WHAT YOU WILL DO:
Write out every line of the material as it stands, apart from the pictures.

[Recorded data]
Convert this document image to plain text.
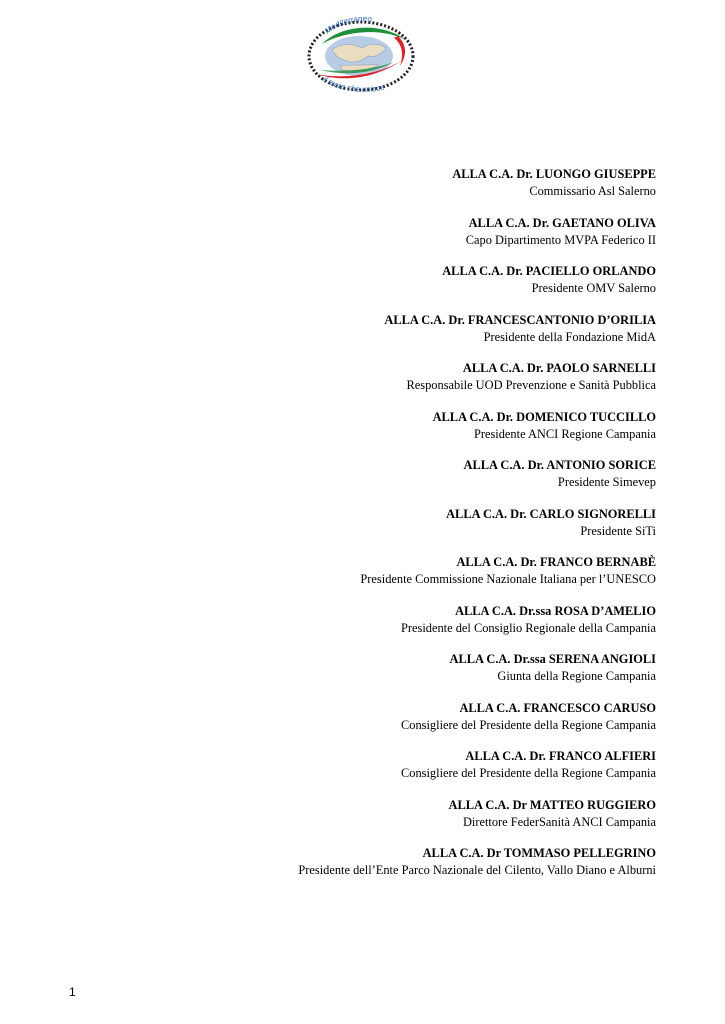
Mediterraneo
il mare che unisce
ALLA C.A. Dr. LUONGO GIUSEPPE
Commissario Asl Salerno
ALLA C.A. Dr. GAETANO OLIVA
Capo Dipartimento MVPA Federico II
ALLA C.A. Dr. PACIELLO ORLANDO
Presidente OMV Salerno
ALLA C.A. Dr. FRANCESCANTONIO D’ORILIA
Presidente della Fondazione MidA
ALLA C.A. Dr. PAOLO SARNELLI
Responsabile UOD Prevenzione e Sanità Pubblica
ALLA C.A. Dr. DOMENICO TUCCILLO
Presidente ANCI Regione Campania
ALLA C.A. Dr. ANTONIO SORICE
Presidente Simevep
ALLA C.A. Dr. CARLO SIGNORELLI
Presidente SiTi
ALLA C.A. Dr. FRANCO BERNABÈ
Presidente Commissione Nazionale Italiana per l’UNESCO
ALLA C.A. Dr.ssa ROSA D’AMELIO
Presidente del Consiglio Regionale della Campania
ALLA C.A. Dr.ssa SERENA ANGIOLI
Giunta della Regione Campania
ALLA C.A. FRANCESCO CARUSO
Consigliere del Presidente della Regione Campania
ALLA C.A. Dr. FRANCO ALFIERI
Consigliere del Presidente della Regione Campania
ALLA C.A. Dr MATTEO RUGGIERO
Direttore FederSanità ANCI Campania
ALLA C.A. Dr TOMMASO PELLEGRINO
Presidente dell’Ente Parco Nazionale del Cilento, Vallo Diano e Alburni
1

TASK RESULT:
Convert this document image to plain text.
Mediterraneo
il mare che unisce
ALLA C.A. Dr. LUONGO GIUSEPPE
Commissario Asl Salerno
ALLA C.A. Dr. GAETANO OLIVA
Capo Dipartimento MVPA Federico II
ALLA C.A. Dr. PACIELLO ORLANDO
Presidente OMV Salerno
ALLA C.A. Dr. FRANCESCANTONIO D’ORILIA
Presidente della Fondazione MidA
ALLA C.A. Dr. PAOLO SARNELLI
Responsabile UOD Prevenzione e Sanità Pubblica
ALLA C.A. Dr. DOMENICO TUCCILLO
Presidente ANCI Regione Campania
ALLA C.A. Dr. ANTONIO SORICE
Presidente Simevep
ALLA C.A. Dr. CARLO SIGNORELLI
Presidente SiTi
ALLA C.A. Dr. FRANCO BERNABÈ
Presidente Commissione Nazionale Italiana per l’UNESCO
ALLA C.A. Dr.ssa ROSA D’AMELIO
Presidente del Consiglio Regionale della Campania
ALLA C.A. Dr.ssa SERENA ANGIOLI
Giunta della Regione Campania
ALLA C.A. FRANCESCO CARUSO
Consigliere del Presidente della Regione Campania
ALLA C.A. Dr. FRANCO ALFIERI
Consigliere del Presidente della Regione Campania
ALLA C.A. Dr MATTEO RUGGIERO
Direttore FederSanità ANCI Campania
ALLA C.A. Dr TOMMASO PELLEGRINO
Presidente dell’Ente Parco Nazionale del Cilento, Vallo Diano e Alburni
1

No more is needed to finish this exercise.